(Figure data in JSON)

* BEGIN *

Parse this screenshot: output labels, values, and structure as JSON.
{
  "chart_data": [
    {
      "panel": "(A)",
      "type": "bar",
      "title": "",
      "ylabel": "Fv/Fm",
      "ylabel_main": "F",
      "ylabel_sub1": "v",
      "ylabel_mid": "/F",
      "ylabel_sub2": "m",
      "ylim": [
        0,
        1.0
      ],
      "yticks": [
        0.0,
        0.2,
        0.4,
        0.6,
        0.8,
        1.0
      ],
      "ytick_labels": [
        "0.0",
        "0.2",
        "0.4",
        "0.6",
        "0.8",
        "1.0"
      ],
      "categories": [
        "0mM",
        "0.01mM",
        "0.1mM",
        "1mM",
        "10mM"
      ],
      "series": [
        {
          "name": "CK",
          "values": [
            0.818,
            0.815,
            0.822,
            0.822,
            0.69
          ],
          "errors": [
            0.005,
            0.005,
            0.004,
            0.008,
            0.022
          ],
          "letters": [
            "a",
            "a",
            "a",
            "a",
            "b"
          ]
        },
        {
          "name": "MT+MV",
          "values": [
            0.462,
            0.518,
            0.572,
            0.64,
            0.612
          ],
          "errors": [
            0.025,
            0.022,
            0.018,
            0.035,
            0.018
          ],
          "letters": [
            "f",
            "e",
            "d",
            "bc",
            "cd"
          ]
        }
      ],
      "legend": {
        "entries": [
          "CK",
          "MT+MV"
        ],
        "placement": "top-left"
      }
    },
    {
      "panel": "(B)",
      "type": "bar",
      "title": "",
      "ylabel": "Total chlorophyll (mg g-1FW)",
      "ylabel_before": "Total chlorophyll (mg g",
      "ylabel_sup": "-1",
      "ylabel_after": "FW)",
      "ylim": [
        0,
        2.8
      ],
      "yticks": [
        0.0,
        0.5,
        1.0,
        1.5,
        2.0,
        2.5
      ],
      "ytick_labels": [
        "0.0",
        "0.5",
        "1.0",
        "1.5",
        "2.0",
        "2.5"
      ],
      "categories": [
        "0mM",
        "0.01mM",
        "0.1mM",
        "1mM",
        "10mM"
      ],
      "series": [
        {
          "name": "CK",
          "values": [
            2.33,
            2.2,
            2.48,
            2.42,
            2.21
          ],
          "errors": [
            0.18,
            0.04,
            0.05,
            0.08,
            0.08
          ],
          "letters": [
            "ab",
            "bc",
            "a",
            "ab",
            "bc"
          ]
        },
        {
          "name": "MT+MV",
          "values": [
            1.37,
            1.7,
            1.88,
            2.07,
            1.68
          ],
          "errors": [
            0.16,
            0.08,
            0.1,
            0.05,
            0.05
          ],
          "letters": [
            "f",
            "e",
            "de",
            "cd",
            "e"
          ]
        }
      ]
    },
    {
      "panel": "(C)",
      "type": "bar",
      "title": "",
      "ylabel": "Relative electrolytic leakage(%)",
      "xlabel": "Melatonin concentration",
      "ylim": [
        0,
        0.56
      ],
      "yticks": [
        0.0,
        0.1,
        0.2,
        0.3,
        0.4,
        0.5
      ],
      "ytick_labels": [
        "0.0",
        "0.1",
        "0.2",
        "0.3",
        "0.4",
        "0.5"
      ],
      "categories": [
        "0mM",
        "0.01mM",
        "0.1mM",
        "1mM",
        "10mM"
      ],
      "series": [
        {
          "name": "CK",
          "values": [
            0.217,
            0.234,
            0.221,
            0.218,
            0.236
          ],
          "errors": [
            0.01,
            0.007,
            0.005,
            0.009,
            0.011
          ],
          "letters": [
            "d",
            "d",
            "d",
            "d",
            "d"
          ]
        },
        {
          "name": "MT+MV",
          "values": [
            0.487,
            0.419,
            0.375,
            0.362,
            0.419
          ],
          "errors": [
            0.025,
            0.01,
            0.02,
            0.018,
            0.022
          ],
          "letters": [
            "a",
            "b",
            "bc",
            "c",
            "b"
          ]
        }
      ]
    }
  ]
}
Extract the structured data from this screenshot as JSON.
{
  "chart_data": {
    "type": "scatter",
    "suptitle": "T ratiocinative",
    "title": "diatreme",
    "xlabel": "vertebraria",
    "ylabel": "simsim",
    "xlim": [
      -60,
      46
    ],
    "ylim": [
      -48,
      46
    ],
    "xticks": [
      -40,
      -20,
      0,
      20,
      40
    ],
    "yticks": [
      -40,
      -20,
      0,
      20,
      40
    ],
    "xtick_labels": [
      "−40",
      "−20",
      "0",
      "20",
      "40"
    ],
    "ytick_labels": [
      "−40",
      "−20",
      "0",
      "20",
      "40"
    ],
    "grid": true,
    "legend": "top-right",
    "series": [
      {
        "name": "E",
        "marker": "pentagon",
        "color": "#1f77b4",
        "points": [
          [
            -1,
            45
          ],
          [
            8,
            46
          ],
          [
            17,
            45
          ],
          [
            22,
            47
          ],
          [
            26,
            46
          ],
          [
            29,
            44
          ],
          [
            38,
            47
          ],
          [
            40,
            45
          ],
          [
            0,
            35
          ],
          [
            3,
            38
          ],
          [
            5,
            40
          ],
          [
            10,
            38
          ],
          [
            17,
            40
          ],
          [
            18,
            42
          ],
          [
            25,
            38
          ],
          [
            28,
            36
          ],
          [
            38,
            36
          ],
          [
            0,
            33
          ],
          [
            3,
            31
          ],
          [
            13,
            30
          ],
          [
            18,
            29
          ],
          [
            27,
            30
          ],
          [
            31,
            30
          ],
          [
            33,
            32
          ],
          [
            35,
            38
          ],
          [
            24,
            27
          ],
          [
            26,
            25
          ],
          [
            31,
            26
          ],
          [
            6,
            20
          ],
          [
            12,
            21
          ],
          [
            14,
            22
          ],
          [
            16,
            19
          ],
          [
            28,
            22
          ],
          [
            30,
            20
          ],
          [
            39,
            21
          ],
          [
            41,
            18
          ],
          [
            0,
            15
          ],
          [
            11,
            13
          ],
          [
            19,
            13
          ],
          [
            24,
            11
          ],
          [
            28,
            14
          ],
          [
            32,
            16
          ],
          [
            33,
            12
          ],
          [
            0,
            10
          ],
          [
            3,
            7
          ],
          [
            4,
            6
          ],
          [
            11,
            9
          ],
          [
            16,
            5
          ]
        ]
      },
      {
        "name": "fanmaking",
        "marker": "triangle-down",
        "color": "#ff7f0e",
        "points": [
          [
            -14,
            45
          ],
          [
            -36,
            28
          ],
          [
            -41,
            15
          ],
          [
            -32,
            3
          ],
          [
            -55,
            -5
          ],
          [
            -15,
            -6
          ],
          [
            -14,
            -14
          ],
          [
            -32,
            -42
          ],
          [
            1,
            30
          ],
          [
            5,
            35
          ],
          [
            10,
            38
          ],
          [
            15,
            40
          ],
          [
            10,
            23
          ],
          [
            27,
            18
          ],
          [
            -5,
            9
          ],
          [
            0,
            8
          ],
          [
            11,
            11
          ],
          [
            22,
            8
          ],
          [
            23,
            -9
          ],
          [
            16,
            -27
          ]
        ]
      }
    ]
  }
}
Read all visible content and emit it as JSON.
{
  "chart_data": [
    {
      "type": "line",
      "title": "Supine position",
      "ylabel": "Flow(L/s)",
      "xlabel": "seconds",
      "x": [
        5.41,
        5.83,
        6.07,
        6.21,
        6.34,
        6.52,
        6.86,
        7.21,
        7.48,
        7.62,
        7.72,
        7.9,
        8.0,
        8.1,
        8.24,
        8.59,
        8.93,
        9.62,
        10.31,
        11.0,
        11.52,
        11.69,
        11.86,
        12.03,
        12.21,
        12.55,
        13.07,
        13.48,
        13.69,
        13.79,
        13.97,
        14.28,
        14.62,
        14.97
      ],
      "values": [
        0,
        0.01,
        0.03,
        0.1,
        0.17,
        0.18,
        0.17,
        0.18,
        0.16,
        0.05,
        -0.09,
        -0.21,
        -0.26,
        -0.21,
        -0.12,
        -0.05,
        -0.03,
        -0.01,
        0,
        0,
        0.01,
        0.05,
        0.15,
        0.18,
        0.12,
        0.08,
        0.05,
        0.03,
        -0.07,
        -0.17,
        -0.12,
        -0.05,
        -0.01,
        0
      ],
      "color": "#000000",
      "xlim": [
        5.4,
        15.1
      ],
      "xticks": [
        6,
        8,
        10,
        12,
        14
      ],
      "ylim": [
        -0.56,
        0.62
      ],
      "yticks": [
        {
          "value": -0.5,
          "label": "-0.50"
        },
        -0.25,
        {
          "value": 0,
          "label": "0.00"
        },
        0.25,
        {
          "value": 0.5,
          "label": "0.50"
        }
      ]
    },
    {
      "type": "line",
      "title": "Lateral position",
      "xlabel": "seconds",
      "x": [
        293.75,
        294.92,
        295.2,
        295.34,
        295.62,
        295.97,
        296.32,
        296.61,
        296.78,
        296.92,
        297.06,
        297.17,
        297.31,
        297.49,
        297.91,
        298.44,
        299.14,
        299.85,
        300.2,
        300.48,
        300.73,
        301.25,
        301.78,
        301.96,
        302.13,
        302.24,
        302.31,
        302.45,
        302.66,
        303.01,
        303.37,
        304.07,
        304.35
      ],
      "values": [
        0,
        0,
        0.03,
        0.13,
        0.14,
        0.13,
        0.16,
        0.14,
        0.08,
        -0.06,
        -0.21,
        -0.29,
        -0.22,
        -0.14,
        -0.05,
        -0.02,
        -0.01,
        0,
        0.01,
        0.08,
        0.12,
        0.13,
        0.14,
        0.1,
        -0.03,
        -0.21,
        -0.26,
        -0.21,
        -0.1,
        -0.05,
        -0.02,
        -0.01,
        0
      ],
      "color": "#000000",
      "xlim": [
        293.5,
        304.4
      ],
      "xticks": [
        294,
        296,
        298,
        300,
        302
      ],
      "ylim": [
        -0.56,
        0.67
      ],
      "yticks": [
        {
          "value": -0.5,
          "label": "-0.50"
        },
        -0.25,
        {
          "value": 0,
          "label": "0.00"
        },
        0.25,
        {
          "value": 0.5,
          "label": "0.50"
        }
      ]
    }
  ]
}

* END *

Task to carry out:
Isolate the lines that hold the word "Total" and copy all of them.

Correct answer:
      "ylabel": "Total chlorophyll (mg g-1FW)",
      "ylabel_before": "Total chlorophyll (mg g",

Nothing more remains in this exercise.